Exercise requirements. Retype every entry exactly, character for character.
* START *
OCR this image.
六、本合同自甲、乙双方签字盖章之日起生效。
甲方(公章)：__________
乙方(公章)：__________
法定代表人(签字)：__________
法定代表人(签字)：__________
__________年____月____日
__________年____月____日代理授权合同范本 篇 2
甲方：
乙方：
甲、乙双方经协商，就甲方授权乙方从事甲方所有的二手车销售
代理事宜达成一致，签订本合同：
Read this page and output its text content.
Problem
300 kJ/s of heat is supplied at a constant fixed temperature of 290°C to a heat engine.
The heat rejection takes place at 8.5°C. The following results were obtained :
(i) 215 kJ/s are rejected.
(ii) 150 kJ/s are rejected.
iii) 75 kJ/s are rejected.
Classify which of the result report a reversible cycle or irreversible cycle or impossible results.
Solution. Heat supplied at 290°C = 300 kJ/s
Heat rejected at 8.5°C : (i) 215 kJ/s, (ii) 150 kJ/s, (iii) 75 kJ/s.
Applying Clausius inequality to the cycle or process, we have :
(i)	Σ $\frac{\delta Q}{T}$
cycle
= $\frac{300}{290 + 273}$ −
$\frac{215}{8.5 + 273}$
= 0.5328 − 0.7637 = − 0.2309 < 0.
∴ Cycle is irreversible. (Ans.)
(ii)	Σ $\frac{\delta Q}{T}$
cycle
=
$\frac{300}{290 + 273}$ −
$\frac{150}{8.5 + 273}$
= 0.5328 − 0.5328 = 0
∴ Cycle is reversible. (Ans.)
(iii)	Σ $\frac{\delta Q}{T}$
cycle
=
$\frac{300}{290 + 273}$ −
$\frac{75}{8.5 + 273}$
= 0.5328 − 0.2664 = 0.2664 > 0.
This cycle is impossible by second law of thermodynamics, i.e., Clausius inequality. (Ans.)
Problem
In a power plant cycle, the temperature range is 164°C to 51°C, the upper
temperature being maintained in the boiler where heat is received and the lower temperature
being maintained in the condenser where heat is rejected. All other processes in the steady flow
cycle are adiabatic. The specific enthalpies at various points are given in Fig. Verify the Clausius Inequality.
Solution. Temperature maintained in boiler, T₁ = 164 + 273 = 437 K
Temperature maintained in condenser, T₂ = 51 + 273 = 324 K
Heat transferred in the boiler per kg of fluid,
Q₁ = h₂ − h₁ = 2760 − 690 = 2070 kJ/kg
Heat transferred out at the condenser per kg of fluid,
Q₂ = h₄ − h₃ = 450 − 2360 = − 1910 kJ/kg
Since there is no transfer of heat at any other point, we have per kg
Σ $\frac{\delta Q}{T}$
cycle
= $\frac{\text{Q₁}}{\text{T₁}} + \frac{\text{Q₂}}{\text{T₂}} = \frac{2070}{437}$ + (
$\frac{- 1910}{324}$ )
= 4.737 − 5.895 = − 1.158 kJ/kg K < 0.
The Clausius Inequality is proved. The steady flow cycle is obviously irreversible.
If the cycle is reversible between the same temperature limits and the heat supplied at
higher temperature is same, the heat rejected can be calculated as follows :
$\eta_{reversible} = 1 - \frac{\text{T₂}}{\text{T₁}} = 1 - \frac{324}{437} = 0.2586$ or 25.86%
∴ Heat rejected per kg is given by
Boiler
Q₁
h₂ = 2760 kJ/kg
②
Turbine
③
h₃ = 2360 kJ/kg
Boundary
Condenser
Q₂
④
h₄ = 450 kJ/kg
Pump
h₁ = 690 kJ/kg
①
* END *
Solution.
OCR this image.
六、本合同自甲、乙双方签字盖章之日起生效。
甲方(公章)：__________
乙方(公章)：__________
法定代表人(签字)：__________
法定代表人(签字)：__________
__________年____月____日
__________年____月____日代理授权合同范本 篇 2
甲方：
乙方：
甲、乙双方经协商，就甲方授权乙方从事甲方所有的二手车销售
代理事宜达成一致，签订本合同：
Read this page and output its text content.
Problem
300 kJ/s of heat is supplied at a constant fixed temperature of 290°C to a heat engine.
The heat rejection takes place at 8.5°C. The following results were obtained :
(i) 215 kJ/s are rejected.
(ii) 150 kJ/s are rejected.
iii) 75 kJ/s are rejected.
Classify which of the result report a reversible cycle or irreversible cycle or impossible results.
Solution. Heat supplied at 290°C = 300 kJ/s
Heat rejected at 8.5°C : (i) 215 kJ/s, (ii) 150 kJ/s, (iii) 75 kJ/s.
Applying Clausius inequality to the cycle or process, we have :
(i)	Σ $\frac{\delta Q}{T}$
cycle
= $\frac{300}{290 + 273}$ −
$\frac{215}{8.5 + 273}$
= 0.5328 − 0.7637 = − 0.2309 < 0.
∴ Cycle is irreversible. (Ans.)
(ii)	Σ $\frac{\delta Q}{T}$
cycle
=
$\frac{300}{290 + 273}$ −
$\frac{150}{8.5 + 273}$
= 0.5328 − 0.5328 = 0
∴ Cycle is reversible. (Ans.)
(iii)	Σ $\frac{\delta Q}{T}$
cycle
=
$\frac{300}{290 + 273}$ −
$\frac{75}{8.5 + 273}$
= 0.5328 − 0.2664 = 0.2664 > 0.
This cycle is impossible by second law of thermodynamics, i.e., Clausius inequality. (Ans.)
Problem
In a power plant cycle, the temperature range is 164°C to 51°C, the upper
temperature being maintained in the boiler where heat is received and the lower temperature
being maintained in the condenser where heat is rejected. All other processes in the steady flow
cycle are adiabatic. The specific enthalpies at various points are given in Fig. Verify the Clausius Inequality.
Solution. Temperature maintained in boiler, T₁ = 164 + 273 = 437 K
Temperature maintained in condenser, T₂ = 51 + 273 = 324 K
Heat transferred in the boiler per kg of fluid,
Q₁ = h₂ − h₁ = 2760 − 690 = 2070 kJ/kg
Heat transferred out at the condenser per kg of fluid,
Q₂ = h₄ − h₃ = 450 − 2360 = − 1910 kJ/kg
Since there is no transfer of heat at any other point, we have per kg
Σ $\frac{\delta Q}{T}$
cycle
= $\frac{\text{Q₁}}{\text{T₁}} + \frac{\text{Q₂}}{\text{T₂}} = \frac{2070}{437}$ + (
$\frac{- 1910}{324}$ )
= 4.737 − 5.895 = − 1.158 kJ/kg K < 0.
The Clausius Inequality is proved. The steady flow cycle is obviously irreversible.
If the cycle is reversible between the same temperature limits and the heat supplied at
higher temperature is same, the heat rejected can be calculated as follows :
$\eta_{reversible} = 1 - \frac{\text{T₂}}{\text{T₁}} = 1 - \frac{324}{437} = 0.2586$ or 25.86%
∴ Heat rejected per kg is given by
Boiler
Q₁
h₂ = 2760 kJ/kg
②
Turbine
③
h₃ = 2360 kJ/kg
Boundary
Condenser
Q₂
④
h₄ = 450 kJ/kg
Pump
h₁ = 690 kJ/kg
①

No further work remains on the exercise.